◆ AIM OF THE EXERCISE:
Search the material for the string "主力抓妖", then return every line where it is found.
■ ■ ■ ■ ■ ■ ■
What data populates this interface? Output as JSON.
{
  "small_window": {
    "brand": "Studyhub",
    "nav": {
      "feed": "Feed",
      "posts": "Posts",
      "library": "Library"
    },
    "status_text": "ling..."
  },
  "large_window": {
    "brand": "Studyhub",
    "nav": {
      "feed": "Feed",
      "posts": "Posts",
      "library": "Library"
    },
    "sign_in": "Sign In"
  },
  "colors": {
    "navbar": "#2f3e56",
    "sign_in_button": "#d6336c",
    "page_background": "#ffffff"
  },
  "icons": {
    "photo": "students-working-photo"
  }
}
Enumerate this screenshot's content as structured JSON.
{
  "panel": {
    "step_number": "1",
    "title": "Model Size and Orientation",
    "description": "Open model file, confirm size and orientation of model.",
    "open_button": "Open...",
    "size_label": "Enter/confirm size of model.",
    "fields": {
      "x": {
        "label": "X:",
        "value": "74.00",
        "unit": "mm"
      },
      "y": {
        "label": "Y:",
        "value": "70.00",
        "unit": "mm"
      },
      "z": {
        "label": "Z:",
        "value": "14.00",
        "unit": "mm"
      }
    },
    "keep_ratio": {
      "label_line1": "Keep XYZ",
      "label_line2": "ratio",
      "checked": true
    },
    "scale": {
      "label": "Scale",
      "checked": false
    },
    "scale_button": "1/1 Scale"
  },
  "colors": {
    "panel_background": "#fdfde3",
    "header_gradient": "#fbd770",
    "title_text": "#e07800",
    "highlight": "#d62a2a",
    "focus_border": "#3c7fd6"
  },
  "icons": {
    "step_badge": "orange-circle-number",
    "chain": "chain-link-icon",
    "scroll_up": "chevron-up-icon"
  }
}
■ ■ ■ ■ ■ ■ ■
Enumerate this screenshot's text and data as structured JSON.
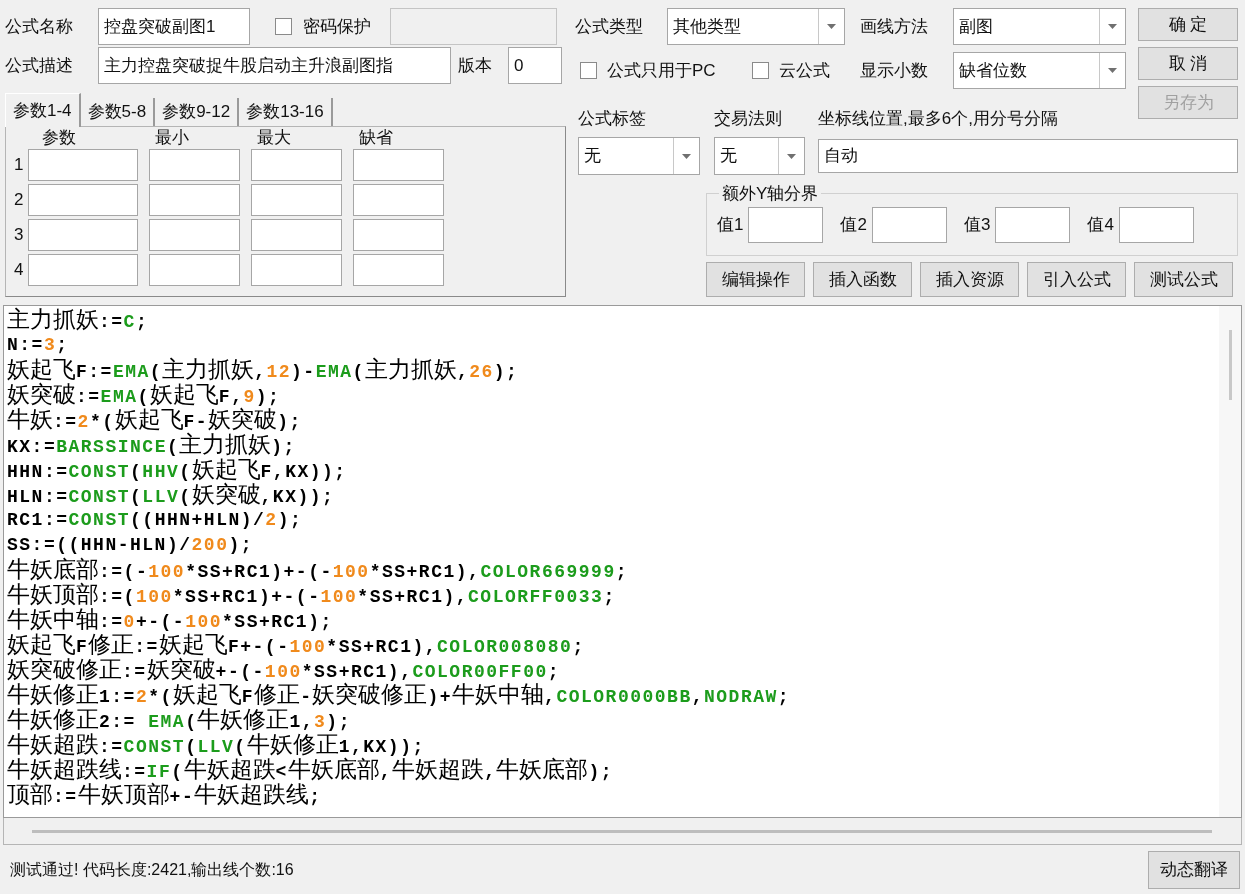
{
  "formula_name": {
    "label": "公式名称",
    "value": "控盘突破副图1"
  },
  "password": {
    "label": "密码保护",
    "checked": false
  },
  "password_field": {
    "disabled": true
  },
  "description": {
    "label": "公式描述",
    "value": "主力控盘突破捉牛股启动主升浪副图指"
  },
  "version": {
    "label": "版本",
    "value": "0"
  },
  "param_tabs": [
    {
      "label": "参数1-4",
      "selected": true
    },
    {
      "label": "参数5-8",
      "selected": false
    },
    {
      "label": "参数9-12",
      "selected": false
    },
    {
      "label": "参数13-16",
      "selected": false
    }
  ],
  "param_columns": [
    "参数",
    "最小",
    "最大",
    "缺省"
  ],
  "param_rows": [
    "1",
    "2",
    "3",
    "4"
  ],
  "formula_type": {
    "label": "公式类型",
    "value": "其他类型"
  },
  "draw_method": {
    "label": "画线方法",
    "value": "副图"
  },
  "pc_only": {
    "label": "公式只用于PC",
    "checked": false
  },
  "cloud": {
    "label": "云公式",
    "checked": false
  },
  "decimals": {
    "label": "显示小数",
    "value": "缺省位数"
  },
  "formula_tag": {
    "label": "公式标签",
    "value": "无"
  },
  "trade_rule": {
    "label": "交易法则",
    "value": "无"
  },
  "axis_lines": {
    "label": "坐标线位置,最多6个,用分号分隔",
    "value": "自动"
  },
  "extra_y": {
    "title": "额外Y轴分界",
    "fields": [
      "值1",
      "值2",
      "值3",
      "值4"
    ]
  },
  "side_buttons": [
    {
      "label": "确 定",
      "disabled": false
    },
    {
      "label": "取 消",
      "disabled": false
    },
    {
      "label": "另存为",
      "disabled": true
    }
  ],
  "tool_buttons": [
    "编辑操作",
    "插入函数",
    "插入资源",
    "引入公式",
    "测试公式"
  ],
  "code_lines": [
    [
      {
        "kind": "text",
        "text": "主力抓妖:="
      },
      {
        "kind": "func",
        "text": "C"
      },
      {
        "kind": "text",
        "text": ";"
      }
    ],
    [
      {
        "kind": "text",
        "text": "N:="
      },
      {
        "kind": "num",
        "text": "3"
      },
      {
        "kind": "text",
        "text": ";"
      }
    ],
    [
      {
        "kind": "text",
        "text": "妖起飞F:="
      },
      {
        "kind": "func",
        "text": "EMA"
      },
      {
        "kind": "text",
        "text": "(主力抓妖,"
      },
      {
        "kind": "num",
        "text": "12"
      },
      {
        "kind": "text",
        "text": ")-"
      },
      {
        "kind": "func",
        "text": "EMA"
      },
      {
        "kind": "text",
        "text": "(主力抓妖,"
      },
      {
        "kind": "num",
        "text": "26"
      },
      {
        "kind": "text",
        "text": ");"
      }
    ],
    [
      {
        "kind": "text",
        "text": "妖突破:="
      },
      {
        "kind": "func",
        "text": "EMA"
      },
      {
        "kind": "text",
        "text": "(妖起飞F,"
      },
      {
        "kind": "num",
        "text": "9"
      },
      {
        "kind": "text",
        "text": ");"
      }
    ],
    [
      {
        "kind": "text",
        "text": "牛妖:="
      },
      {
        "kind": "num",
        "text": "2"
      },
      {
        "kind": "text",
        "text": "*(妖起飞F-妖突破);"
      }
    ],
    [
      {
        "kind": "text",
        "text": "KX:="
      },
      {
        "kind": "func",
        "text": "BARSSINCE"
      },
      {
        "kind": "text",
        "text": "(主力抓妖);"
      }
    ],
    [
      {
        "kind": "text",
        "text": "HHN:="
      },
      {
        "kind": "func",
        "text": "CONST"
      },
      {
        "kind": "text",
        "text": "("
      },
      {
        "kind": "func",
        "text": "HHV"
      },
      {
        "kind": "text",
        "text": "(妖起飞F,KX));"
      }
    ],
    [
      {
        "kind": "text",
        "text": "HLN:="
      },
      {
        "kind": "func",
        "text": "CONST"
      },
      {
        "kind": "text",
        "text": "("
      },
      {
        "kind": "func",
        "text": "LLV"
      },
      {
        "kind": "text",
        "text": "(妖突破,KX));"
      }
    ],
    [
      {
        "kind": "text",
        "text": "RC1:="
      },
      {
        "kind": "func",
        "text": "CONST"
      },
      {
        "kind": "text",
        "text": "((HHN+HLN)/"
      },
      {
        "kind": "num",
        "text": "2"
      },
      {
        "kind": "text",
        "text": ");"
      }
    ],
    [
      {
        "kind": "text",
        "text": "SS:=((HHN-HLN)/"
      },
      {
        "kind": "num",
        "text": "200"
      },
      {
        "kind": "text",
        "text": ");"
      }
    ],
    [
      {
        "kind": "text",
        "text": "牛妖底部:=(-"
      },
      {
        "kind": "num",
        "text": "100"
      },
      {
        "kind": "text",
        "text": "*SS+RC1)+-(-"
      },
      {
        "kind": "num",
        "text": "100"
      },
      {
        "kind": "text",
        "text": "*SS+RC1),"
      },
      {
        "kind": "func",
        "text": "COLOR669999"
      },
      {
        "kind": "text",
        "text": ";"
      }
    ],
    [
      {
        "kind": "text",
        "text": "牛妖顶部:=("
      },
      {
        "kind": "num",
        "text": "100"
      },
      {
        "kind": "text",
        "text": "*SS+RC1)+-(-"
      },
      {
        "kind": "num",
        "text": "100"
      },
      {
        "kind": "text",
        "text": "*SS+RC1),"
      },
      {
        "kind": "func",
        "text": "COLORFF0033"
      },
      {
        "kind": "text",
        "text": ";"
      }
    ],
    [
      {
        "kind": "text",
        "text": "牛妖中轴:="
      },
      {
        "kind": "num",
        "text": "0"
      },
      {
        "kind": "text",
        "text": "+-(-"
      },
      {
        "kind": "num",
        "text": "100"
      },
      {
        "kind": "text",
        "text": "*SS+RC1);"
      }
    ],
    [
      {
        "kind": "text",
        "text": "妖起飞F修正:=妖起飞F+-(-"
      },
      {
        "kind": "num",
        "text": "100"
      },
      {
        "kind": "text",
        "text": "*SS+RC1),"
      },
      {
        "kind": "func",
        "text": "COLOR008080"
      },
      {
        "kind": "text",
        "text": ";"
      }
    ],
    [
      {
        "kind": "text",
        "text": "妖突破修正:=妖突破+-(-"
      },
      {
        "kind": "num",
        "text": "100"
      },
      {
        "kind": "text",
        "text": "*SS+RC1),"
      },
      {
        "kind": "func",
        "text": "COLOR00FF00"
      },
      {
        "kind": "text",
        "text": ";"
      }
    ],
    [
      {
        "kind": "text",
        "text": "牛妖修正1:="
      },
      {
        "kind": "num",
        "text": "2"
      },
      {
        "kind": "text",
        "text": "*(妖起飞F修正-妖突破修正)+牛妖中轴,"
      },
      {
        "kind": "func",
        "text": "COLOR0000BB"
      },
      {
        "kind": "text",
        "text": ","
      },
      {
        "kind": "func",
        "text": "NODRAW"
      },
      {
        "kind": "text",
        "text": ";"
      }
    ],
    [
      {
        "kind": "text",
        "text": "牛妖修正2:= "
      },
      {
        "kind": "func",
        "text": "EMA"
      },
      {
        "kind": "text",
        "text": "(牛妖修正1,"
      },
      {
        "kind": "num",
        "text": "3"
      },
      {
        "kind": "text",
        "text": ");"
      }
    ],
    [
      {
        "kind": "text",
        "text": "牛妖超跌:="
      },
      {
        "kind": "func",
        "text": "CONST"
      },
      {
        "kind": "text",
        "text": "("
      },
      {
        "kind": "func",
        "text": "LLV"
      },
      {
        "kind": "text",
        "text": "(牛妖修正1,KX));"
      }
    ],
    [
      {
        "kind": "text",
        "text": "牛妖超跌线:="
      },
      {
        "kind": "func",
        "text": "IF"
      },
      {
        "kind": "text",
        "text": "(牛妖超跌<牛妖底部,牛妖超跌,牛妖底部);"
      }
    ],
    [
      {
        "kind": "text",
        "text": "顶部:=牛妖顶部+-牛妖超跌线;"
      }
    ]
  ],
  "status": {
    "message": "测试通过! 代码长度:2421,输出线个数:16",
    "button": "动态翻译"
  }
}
■ ■ ■ ■ ■ ■ ■
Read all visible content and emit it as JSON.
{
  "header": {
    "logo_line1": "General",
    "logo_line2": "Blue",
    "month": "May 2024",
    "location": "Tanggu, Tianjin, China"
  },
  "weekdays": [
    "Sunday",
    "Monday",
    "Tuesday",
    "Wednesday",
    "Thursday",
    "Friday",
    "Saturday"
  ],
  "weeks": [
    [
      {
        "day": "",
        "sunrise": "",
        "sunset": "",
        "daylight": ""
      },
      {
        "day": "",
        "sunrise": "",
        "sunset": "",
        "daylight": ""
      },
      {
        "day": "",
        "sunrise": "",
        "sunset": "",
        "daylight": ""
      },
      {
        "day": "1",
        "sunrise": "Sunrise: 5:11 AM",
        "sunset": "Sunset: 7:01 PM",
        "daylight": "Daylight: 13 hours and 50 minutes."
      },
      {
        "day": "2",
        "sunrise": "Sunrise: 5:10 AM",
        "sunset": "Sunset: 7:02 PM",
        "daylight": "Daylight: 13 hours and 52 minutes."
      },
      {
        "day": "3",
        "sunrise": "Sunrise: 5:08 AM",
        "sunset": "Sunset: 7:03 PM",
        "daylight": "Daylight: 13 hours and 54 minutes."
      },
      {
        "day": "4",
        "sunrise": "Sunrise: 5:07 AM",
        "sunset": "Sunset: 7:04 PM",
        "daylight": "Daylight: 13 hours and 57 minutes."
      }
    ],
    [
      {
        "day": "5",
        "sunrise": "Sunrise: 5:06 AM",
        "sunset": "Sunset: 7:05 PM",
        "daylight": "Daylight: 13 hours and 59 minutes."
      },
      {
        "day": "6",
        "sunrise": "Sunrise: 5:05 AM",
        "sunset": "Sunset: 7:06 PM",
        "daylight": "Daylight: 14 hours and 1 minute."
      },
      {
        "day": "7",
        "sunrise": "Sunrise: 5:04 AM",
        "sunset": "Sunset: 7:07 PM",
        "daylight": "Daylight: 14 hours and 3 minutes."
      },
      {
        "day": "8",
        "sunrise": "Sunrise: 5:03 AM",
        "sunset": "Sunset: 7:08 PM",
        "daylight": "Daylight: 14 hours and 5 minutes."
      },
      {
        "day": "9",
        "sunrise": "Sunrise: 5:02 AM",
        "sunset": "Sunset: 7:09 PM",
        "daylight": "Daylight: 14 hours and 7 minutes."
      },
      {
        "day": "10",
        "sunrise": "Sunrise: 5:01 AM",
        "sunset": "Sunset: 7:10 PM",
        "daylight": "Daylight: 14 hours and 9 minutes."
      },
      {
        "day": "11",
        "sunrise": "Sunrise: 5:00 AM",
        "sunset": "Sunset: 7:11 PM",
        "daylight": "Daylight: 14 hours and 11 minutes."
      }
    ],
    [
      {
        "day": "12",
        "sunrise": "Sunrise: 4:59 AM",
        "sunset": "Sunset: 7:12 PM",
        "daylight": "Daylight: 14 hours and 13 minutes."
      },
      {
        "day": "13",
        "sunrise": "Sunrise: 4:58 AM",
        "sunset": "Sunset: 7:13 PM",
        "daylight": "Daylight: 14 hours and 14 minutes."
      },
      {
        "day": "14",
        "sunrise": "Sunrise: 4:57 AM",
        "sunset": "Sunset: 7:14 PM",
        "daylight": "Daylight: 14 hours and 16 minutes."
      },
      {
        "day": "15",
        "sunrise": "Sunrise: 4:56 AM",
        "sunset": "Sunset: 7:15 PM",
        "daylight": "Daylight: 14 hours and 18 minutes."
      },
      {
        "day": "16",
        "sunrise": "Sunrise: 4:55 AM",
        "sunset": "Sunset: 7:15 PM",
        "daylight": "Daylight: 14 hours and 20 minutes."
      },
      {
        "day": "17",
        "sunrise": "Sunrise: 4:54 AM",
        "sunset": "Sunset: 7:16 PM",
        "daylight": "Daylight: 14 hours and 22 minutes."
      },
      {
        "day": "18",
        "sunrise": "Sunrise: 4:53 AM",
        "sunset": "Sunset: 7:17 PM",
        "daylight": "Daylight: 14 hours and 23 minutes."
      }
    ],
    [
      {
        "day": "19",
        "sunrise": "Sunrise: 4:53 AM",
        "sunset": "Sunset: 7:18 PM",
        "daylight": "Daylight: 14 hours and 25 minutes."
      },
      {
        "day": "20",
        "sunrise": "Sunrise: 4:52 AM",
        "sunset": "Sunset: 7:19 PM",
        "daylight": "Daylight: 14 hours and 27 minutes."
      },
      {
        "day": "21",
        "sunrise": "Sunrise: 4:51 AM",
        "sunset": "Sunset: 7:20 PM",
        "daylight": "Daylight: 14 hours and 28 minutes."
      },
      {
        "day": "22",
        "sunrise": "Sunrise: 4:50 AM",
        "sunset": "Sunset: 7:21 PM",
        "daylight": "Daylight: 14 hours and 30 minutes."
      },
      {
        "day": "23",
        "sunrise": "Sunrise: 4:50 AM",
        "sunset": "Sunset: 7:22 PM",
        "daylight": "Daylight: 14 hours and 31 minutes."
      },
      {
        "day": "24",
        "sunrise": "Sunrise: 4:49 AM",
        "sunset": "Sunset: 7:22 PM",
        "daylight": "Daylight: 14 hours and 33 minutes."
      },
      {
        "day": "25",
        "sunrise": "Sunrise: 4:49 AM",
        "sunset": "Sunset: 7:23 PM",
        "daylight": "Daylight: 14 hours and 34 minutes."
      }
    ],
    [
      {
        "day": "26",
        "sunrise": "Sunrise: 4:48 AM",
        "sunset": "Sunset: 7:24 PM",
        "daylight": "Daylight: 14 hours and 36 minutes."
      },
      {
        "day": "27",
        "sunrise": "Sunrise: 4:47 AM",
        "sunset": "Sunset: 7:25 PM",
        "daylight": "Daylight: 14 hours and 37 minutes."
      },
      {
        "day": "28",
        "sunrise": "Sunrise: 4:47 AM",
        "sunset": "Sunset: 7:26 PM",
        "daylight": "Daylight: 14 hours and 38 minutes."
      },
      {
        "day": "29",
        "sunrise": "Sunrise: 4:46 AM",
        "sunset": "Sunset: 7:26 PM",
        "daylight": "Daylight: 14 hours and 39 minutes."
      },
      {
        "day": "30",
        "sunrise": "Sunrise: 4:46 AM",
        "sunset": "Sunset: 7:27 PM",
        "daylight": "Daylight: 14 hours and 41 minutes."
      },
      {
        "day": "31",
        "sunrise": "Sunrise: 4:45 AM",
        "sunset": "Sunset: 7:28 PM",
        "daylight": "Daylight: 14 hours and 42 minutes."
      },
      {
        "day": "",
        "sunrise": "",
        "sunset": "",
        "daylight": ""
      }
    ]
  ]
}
■ ■ ■ ■ ■ ■ ■
◆ RESULT:
        "text": "主力抓妖:="
        "text": "(主力抓妖,"
        "text": "(主力抓妖,"
        "text": "(主力抓妖);"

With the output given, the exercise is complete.